▸ WORK TO BE COMPLETED: For the data below, work out how many lines include the string "ylabel" and report only the number.

▸ RECORDED INFORMATION:
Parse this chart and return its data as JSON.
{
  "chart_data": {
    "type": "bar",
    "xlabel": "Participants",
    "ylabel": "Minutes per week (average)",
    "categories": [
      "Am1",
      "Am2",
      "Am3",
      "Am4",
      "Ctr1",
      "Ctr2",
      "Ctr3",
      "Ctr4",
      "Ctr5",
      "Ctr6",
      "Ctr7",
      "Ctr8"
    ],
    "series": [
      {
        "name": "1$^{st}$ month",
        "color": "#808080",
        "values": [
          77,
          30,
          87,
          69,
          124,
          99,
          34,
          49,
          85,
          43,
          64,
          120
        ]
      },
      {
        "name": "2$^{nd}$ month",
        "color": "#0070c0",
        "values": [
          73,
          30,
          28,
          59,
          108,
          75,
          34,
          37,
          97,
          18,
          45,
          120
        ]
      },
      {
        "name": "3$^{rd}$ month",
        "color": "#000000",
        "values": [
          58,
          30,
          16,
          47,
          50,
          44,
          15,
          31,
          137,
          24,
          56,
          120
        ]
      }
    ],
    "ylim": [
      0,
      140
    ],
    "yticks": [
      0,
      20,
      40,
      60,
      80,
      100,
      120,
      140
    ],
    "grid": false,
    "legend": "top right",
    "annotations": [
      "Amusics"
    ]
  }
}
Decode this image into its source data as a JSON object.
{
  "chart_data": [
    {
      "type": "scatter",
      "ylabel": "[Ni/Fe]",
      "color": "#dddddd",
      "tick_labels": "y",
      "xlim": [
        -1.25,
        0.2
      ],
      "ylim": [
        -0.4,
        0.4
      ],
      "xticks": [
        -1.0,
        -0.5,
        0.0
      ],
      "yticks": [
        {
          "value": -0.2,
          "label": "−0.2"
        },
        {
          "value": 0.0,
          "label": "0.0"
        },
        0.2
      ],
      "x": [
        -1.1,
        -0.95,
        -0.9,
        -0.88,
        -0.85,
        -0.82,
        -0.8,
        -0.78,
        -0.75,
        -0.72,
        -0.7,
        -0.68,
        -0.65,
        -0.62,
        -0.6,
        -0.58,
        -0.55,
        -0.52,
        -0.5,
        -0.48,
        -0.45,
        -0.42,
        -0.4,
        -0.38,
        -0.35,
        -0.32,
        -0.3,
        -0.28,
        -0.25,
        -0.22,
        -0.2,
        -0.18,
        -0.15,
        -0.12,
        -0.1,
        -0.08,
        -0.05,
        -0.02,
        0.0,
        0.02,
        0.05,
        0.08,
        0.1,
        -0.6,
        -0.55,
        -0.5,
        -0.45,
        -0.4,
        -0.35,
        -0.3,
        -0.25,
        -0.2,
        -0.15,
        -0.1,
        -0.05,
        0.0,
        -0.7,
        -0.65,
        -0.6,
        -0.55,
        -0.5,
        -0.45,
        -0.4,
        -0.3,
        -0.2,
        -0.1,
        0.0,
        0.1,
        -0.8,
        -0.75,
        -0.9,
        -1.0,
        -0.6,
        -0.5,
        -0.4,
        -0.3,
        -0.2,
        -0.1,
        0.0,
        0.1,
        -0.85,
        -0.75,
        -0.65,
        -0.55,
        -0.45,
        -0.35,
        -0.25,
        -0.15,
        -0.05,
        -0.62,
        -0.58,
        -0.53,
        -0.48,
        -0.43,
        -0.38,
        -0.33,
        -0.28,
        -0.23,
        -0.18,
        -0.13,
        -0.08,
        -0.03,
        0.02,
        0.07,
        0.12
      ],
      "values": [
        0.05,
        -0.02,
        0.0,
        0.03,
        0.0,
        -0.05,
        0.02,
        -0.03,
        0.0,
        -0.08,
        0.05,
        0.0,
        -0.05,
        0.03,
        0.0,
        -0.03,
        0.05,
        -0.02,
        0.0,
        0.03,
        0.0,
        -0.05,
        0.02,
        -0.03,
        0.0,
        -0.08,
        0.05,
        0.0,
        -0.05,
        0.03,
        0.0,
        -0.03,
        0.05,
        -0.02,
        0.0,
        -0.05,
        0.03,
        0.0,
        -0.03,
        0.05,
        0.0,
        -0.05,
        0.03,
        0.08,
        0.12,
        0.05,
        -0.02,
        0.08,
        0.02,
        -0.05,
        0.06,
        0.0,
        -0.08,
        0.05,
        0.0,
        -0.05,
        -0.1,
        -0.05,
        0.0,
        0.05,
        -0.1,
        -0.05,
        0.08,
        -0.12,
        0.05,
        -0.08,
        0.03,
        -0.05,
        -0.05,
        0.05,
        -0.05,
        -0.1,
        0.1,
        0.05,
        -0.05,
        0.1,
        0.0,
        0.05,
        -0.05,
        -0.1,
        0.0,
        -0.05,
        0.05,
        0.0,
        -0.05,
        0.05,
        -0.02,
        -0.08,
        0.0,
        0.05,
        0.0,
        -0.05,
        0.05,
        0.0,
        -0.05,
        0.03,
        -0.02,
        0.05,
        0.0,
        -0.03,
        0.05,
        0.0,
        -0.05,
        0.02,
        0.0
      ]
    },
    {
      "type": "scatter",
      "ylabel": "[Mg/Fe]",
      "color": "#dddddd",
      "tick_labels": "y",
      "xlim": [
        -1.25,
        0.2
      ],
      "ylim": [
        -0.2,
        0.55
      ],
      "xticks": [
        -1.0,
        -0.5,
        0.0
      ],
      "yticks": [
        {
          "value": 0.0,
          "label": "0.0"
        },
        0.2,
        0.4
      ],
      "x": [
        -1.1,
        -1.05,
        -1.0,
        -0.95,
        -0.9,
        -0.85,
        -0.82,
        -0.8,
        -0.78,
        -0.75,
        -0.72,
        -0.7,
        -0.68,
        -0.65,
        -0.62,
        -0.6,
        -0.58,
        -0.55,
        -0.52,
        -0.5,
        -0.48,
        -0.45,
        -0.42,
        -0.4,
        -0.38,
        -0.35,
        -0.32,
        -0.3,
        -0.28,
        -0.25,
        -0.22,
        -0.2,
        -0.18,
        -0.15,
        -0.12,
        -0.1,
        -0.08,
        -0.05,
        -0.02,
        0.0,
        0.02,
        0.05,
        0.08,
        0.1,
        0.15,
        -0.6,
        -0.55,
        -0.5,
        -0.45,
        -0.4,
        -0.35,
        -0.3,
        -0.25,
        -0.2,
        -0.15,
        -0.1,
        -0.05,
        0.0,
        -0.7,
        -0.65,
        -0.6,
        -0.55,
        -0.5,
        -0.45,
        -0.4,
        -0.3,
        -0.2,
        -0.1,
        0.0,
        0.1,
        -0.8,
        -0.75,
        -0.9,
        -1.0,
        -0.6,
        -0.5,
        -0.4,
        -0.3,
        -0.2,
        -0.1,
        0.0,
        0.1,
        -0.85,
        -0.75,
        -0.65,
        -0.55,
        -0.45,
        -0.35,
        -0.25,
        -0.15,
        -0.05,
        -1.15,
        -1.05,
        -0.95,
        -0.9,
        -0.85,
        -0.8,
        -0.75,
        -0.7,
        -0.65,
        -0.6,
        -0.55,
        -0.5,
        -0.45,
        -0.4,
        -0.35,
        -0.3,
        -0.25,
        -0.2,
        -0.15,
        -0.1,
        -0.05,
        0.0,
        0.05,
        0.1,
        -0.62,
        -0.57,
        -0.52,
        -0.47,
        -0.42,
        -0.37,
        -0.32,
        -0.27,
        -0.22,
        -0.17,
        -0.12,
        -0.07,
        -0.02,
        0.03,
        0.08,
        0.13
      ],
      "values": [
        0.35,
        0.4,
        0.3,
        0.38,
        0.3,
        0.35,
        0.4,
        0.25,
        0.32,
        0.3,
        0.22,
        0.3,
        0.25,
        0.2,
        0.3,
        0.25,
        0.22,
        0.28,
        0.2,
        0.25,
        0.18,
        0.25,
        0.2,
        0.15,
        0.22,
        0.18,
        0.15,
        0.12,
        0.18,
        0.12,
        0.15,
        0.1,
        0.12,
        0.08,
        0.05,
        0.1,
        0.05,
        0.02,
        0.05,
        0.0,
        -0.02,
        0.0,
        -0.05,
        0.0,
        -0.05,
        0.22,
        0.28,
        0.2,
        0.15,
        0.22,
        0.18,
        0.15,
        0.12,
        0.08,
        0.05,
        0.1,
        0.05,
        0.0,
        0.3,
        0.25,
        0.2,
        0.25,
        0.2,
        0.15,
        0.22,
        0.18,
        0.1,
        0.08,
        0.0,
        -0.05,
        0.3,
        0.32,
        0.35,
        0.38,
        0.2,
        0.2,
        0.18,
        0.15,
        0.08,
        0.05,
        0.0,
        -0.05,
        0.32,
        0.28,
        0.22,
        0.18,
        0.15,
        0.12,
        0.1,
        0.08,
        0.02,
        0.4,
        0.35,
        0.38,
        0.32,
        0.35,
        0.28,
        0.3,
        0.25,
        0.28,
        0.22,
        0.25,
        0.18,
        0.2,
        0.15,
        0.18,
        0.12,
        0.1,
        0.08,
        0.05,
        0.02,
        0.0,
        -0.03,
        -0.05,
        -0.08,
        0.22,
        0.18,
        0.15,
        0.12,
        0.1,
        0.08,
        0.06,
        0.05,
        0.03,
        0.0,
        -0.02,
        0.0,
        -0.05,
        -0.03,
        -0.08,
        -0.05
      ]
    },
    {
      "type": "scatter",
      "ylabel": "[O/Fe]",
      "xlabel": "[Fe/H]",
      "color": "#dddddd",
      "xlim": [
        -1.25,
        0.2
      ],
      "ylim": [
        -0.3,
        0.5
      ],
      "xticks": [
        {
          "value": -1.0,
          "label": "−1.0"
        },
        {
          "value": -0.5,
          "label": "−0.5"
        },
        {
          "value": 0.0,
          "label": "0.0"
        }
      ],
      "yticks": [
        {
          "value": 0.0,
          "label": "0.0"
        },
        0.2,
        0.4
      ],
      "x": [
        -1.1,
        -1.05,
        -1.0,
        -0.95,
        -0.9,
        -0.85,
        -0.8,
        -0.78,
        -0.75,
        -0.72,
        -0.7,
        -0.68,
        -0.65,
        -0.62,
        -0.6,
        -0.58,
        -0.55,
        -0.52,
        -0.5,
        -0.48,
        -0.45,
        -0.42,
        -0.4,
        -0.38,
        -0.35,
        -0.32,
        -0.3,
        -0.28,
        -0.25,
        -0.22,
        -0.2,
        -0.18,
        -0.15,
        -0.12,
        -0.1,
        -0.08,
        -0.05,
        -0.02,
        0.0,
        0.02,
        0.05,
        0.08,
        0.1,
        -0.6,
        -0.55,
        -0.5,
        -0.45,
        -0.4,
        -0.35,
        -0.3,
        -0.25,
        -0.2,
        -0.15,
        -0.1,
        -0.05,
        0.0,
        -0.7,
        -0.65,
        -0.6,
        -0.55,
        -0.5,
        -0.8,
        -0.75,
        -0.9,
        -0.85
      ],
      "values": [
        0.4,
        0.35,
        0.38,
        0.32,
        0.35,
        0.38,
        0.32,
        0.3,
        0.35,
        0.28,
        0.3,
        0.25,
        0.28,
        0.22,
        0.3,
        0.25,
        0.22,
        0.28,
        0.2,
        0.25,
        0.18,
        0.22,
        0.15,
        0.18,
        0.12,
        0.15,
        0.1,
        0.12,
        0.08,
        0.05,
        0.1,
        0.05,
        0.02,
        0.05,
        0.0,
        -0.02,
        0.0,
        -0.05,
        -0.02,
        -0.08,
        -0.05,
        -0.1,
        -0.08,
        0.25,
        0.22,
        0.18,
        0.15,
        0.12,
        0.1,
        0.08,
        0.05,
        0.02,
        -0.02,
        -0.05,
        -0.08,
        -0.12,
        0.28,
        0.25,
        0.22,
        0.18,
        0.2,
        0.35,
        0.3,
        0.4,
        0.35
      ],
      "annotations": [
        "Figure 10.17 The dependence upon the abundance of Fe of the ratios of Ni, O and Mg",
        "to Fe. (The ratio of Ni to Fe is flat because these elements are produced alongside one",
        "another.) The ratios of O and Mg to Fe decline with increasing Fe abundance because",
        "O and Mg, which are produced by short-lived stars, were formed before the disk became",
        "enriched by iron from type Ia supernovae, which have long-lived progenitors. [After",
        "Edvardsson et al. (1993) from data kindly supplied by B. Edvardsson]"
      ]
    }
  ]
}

▸ SOLUTION TO THIS PROBLEM: 4